■ **Written problem**
Without including the pictures, copy out every line below.

■ **Records for processing**
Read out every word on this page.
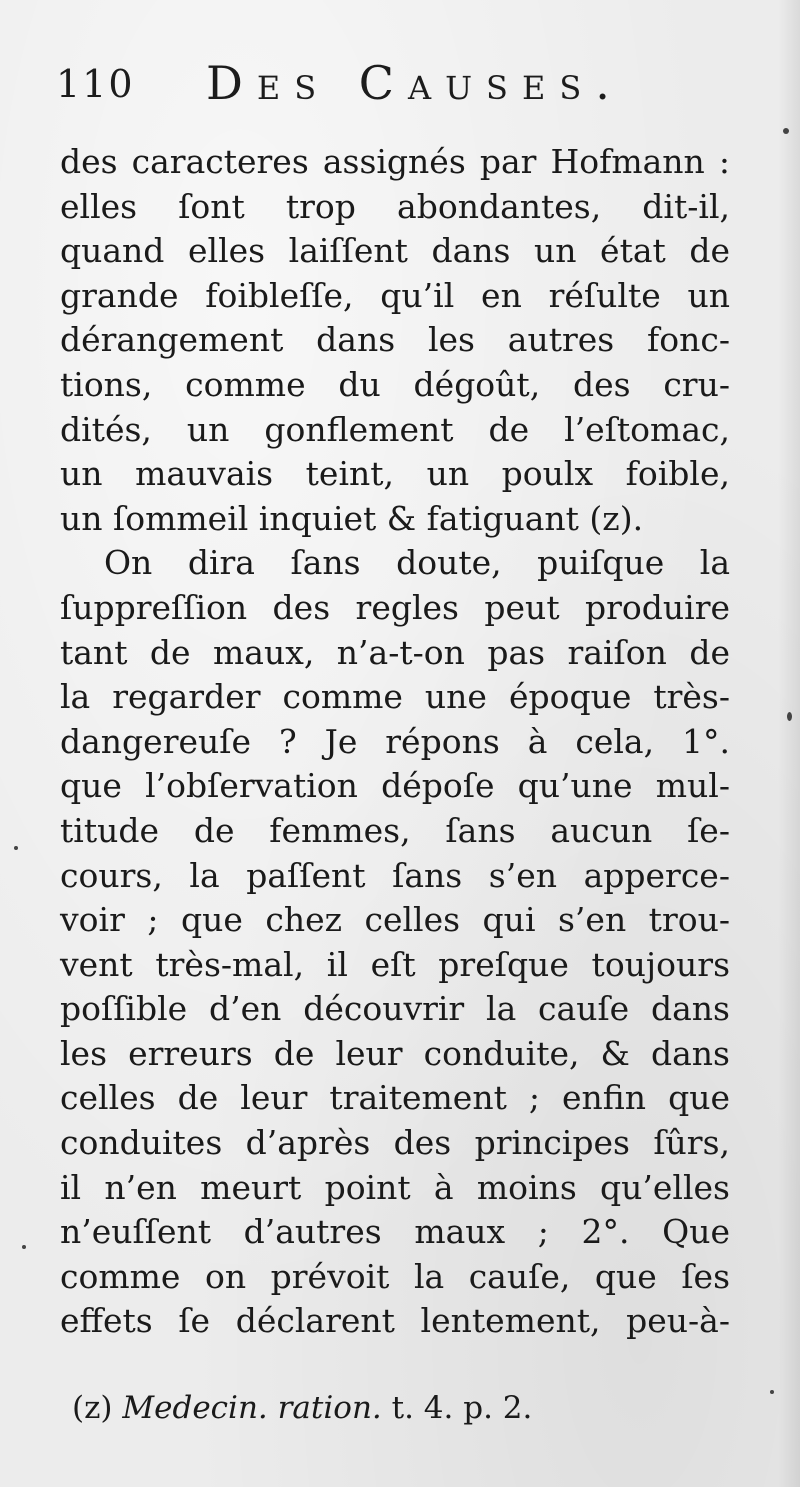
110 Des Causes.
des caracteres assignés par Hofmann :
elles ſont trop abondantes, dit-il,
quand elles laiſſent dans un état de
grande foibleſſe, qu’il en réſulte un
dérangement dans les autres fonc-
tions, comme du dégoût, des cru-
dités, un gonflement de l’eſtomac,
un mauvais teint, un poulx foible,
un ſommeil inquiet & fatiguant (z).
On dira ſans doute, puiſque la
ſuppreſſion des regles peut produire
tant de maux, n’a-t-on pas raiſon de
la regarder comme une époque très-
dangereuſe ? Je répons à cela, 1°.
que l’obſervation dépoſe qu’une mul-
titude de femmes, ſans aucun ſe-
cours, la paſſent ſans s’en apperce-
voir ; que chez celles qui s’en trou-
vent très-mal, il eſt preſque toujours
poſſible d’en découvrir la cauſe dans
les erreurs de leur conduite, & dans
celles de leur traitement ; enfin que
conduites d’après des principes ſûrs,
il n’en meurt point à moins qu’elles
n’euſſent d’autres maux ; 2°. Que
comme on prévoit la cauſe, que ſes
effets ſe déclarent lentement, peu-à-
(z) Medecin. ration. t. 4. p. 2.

■ **Response to the exercise**
Read out every word on this page.
110 Des Causes.
des caracteres assignés par Hofmann :
elles ſont trop abondantes, dit-il,
quand elles laiſſent dans un état de
grande foibleſſe, qu’il en réſulte un
dérangement dans les autres fonc-
tions, comme du dégoût, des cru-
dités, un gonflement de l’eſtomac,
un mauvais teint, un poulx foible,
un ſommeil inquiet & fatiguant (z).
On dira ſans doute, puiſque la
ſuppreſſion des regles peut produire
tant de maux, n’a-t-on pas raiſon de
la regarder comme une époque très-
dangereuſe ? Je répons à cela, 1°.
que l’obſervation dépoſe qu’une mul-
titude de femmes, ſans aucun ſe-
cours, la paſſent ſans s’en apperce-
voir ; que chez celles qui s’en trou-
vent très-mal, il eſt preſque toujours
poſſible d’en découvrir la cauſe dans
les erreurs de leur conduite, & dans
celles de leur traitement ; enfin que
conduites d’après des principes ſûrs,
il n’en meurt point à moins qu’elles
n’euſſent d’autres maux ; 2°. Que
comme on prévoit la cauſe, que ſes
effets ſe déclarent lentement, peu-à-
(z) Medecin. ration. t. 4. p. 2.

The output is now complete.